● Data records
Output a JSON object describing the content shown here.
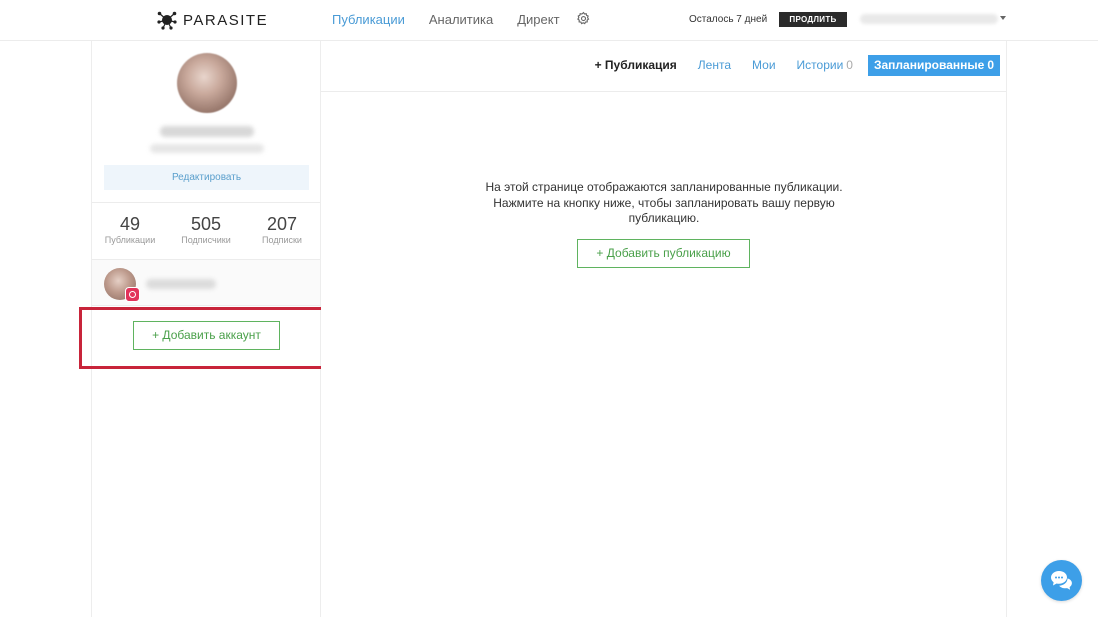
{
  "brand": {
    "name": "PARASITE"
  },
  "nav": {
    "items": [
      {
        "label": "Публикации",
        "active": true
      },
      {
        "label": "Аналитика",
        "active": false
      },
      {
        "label": "Директ",
        "active": false
      }
    ],
    "settings_icon": "gear-icon"
  },
  "account_bar": {
    "trial_text": "Осталось 7 дней",
    "extend_label": "ПРОДЛИТЬ"
  },
  "sidebar": {
    "edit_label": "Редактировать",
    "stats": [
      {
        "value": "49",
        "label": "Публикации"
      },
      {
        "value": "505",
        "label": "Подписчики"
      },
      {
        "value": "207",
        "label": "Подписки"
      }
    ],
    "add_account_label": "+ Добавить аккаунт"
  },
  "tabs": {
    "new_publication": "+ Публикация",
    "feed": "Лента",
    "mine": "Мои",
    "stories": {
      "label": "Истории",
      "count": "0"
    },
    "scheduled": {
      "label": "Запланированные",
      "count": "0"
    }
  },
  "main": {
    "empty_message": "На этой странице отображаются запланированные публикации. Нажмите на кнопку ниже, чтобы запланировать вашу первую публикацию.",
    "add_publication_label": "+ Добавить публикацию"
  },
  "colors": {
    "accent": "#3d9fe8",
    "link": "#4a9bd6",
    "success": "#4aa04a",
    "highlight": "#c8243a",
    "instagram": "#e2335a"
  }
}
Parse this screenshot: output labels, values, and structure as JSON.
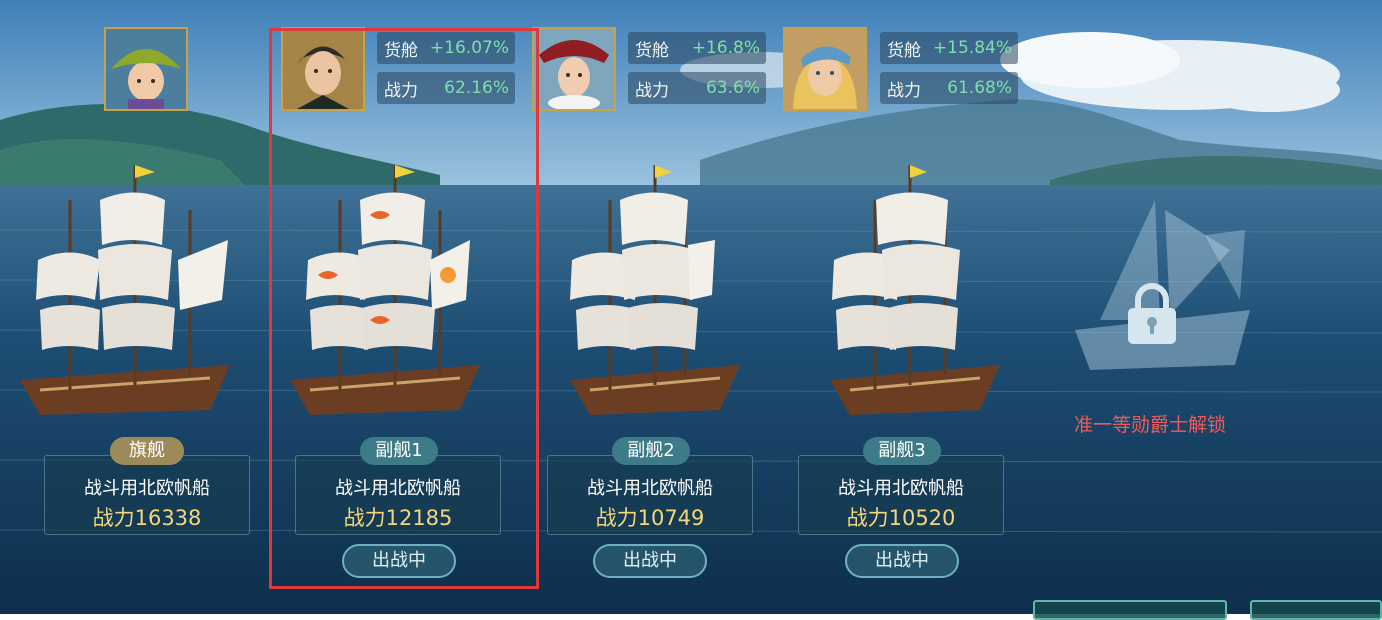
{
  "captains": [
    {
      "icon": "captain-green-hat-icon"
    },
    {
      "icon": "captain-black-hair-icon",
      "cargo_label": "货舱",
      "cargo_value": "+16.07%",
      "power_label": "战力",
      "power_value": "62.16%"
    },
    {
      "icon": "captain-red-hat-icon",
      "cargo_label": "货舱",
      "cargo_value": "+16.8%",
      "power_label": "战力",
      "power_value": "63.6%"
    },
    {
      "icon": "captain-blue-bandana-icon",
      "cargo_label": "货舱",
      "cargo_value": "+15.84%",
      "power_label": "战力",
      "power_value": "61.68%"
    }
  ],
  "ships": [
    {
      "tag": "旗舰",
      "name": "战斗用北欧帆船",
      "power": "战力16338",
      "status": ""
    },
    {
      "tag": "副舰1",
      "name": "战斗用北欧帆船",
      "power": "战力12185",
      "status": "出战中"
    },
    {
      "tag": "副舰2",
      "name": "战斗用北欧帆船",
      "power": "战力10749",
      "status": "出战中"
    },
    {
      "tag": "副舰3",
      "name": "战斗用北欧帆船",
      "power": "战力10520",
      "status": "出战中"
    }
  ],
  "locked_slot": {
    "text": "准一等勋爵士解锁",
    "icon": "lock-icon"
  },
  "colors": {
    "gain": "#7ce0a8",
    "power": "#f4d77a",
    "unlock": "#f05a5a",
    "selection": "#e0393b"
  }
}
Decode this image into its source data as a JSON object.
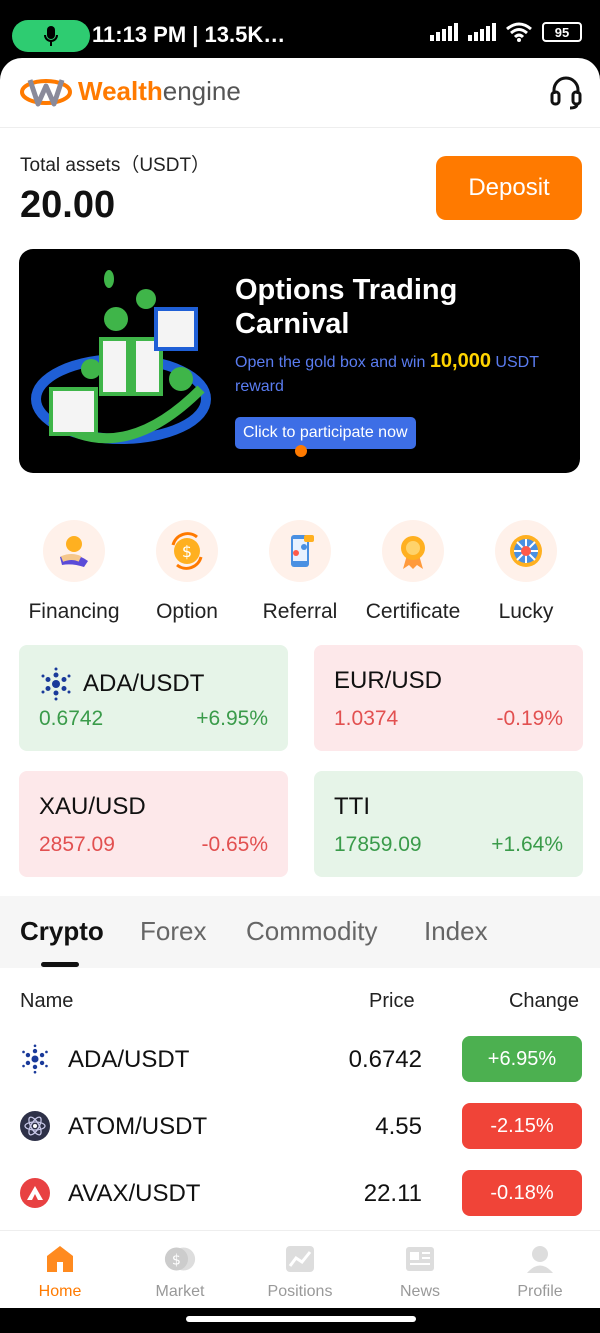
{
  "status_bar": {
    "time_text": "11:13 PM | 13.5K…",
    "battery": "95"
  },
  "header": {
    "logo_bold": "Wealth",
    "logo_rest": "engine"
  },
  "assets": {
    "label": "Total assets（USDT）",
    "value": "20.00",
    "deposit_label": "Deposit"
  },
  "banner": {
    "title_line1": "Options Trading",
    "title_line2": "Carnival",
    "sub_pre": "Open the gold box and win ",
    "sub_amount": "10,000",
    "sub_post": " USDT reward",
    "button_label": "Click to participate now"
  },
  "quick_actions": [
    {
      "label": "Financing",
      "icon": "hand-coin-icon"
    },
    {
      "label": "Option",
      "icon": "exchange-coin-icon"
    },
    {
      "label": "Referral",
      "icon": "share-phone-icon"
    },
    {
      "label": "Certificate",
      "icon": "certificate-badge-icon"
    },
    {
      "label": "Lucky",
      "icon": "lucky-wheel-icon"
    }
  ],
  "tiles": [
    {
      "name": "ADA/USDT",
      "price": "0.6742",
      "change": "+6.95%",
      "trend": "up",
      "icon": "cardano-icon"
    },
    {
      "name": "EUR/USD",
      "price": "1.0374",
      "change": "-0.19%",
      "trend": "down"
    },
    {
      "name": "XAU/USD",
      "price": "2857.09",
      "change": "-0.65%",
      "trend": "down"
    },
    {
      "name": "TTI",
      "price": "17859.09",
      "change": "+1.64%",
      "trend": "up"
    }
  ],
  "market_tabs": [
    {
      "label": "Crypto",
      "active": true
    },
    {
      "label": "Forex",
      "active": false
    },
    {
      "label": "Commodity",
      "active": false
    },
    {
      "label": "Index",
      "active": false
    }
  ],
  "table": {
    "col_name": "Name",
    "col_price": "Price",
    "col_change": "Change",
    "rows": [
      {
        "name": "ADA/USDT",
        "price": "0.6742",
        "change": "+6.95%",
        "trend": "up",
        "icon": "cardano-icon"
      },
      {
        "name": "ATOM/USDT",
        "price": "4.55",
        "change": "-2.15%",
        "trend": "down",
        "icon": "cosmos-icon"
      },
      {
        "name": "AVAX/USDT",
        "price": "22.11",
        "change": "-0.18%",
        "trend": "down",
        "icon": "avalanche-icon"
      }
    ]
  },
  "bottom_nav": [
    {
      "label": "Home",
      "active": true
    },
    {
      "label": "Market",
      "active": false
    },
    {
      "label": "Positions",
      "active": false
    },
    {
      "label": "News",
      "active": false
    },
    {
      "label": "Profile",
      "active": false
    }
  ],
  "colors": {
    "accent": "#ff7a00",
    "up": "#4cb050",
    "down": "#f04438",
    "up_bg": "#e6f4e8",
    "down_bg": "#fde8ea"
  }
}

● Exercise goal
Work out how many lines of the data above hold the word "coin", and write only the count.

● Output for this task
2